____ ENTRIES SHOWN

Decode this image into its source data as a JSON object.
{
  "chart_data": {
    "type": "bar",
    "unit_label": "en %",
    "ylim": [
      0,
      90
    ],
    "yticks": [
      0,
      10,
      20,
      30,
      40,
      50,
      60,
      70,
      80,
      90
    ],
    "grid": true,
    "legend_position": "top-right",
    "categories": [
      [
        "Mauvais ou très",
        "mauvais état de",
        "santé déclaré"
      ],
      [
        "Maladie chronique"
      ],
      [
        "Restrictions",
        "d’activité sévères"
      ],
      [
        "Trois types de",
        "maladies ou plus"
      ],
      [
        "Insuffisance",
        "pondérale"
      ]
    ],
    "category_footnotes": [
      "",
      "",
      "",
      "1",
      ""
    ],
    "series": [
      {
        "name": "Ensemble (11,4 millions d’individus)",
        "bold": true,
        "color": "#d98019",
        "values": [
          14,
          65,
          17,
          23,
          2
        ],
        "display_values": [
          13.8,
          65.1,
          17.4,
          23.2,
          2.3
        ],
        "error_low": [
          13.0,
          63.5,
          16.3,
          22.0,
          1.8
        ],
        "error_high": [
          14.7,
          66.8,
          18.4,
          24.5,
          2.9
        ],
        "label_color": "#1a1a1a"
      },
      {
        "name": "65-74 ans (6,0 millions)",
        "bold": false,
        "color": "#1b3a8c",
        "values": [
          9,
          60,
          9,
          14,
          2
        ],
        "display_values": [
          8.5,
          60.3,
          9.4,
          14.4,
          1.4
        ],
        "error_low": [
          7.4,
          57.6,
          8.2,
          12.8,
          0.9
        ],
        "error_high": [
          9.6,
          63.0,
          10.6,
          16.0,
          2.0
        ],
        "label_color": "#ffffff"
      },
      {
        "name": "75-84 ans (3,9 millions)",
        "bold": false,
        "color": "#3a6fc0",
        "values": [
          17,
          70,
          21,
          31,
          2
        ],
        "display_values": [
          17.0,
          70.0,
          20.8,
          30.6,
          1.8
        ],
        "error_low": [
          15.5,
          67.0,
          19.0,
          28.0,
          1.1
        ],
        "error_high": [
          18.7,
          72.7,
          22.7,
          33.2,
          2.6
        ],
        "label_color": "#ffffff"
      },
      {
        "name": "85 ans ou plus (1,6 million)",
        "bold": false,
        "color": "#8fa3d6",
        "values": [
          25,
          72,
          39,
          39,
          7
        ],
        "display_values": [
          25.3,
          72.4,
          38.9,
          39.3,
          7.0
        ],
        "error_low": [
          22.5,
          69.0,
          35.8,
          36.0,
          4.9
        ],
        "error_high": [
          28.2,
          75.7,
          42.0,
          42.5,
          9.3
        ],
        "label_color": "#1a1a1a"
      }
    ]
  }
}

________

■ TASK GOAL ■
Within the entries above, work out how many lines contain the word "plus". The number alone is the answer.

■ CORRECT OUTPUT ■
2